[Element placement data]
* Start *

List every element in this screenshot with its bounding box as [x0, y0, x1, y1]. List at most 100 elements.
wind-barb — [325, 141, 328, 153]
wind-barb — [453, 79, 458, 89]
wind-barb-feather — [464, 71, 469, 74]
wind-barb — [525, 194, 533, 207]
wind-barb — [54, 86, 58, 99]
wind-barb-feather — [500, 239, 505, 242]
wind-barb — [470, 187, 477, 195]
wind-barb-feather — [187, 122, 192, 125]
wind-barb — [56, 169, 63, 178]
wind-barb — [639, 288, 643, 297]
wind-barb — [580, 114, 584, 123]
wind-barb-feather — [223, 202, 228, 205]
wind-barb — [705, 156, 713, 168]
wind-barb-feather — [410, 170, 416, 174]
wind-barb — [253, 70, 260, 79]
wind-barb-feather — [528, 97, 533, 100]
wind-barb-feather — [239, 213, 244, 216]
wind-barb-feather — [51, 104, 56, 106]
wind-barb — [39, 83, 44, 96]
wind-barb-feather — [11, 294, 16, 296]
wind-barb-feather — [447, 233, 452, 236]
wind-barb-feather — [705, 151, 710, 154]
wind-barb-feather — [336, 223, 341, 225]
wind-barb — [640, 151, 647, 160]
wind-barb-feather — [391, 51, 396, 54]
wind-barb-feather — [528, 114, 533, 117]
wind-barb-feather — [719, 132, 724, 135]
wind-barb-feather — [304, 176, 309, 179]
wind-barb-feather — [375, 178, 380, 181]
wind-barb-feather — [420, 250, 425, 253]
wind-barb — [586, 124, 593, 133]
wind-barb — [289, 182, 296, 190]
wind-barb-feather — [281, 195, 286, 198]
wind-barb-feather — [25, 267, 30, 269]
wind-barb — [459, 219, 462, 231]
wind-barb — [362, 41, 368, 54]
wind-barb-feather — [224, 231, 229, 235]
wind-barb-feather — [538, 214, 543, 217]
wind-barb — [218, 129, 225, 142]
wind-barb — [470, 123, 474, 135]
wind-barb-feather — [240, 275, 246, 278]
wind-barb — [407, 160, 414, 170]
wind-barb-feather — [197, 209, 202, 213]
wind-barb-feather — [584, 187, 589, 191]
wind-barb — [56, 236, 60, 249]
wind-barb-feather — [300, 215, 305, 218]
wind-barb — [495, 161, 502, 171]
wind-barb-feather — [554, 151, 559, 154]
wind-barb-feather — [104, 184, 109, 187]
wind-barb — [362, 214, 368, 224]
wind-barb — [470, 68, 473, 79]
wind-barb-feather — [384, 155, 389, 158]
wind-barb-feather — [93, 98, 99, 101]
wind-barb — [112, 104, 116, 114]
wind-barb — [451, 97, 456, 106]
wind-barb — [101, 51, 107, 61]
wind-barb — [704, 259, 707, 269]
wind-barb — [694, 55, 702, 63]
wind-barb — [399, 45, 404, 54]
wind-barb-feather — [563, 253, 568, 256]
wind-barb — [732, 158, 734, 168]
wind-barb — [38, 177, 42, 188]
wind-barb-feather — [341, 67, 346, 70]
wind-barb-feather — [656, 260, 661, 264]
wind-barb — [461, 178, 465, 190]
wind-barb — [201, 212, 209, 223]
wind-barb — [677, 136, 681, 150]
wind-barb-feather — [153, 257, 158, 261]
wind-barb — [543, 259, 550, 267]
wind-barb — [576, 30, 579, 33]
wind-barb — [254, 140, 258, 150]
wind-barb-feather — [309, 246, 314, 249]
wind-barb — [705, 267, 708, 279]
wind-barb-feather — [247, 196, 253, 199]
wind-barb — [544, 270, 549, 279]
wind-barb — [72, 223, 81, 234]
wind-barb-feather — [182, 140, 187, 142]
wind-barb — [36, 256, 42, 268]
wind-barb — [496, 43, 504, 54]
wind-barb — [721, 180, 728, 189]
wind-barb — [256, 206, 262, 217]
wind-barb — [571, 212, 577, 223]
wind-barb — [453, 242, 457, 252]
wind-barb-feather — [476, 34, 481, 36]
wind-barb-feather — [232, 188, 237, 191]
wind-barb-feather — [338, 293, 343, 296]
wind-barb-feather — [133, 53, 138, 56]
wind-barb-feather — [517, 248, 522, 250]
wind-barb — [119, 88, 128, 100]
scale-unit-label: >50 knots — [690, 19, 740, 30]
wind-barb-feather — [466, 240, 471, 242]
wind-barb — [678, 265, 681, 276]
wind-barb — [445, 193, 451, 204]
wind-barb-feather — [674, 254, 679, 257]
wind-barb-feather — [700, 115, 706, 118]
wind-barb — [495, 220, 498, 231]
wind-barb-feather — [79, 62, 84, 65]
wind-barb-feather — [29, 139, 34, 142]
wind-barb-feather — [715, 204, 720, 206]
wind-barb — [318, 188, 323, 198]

* End *

> Work required
Collect every row above that contains the string "unit", matching case exactly, and copy each one out in full.

> Written response
scale-unit-label: >50 knots — [690, 19, 740, 30]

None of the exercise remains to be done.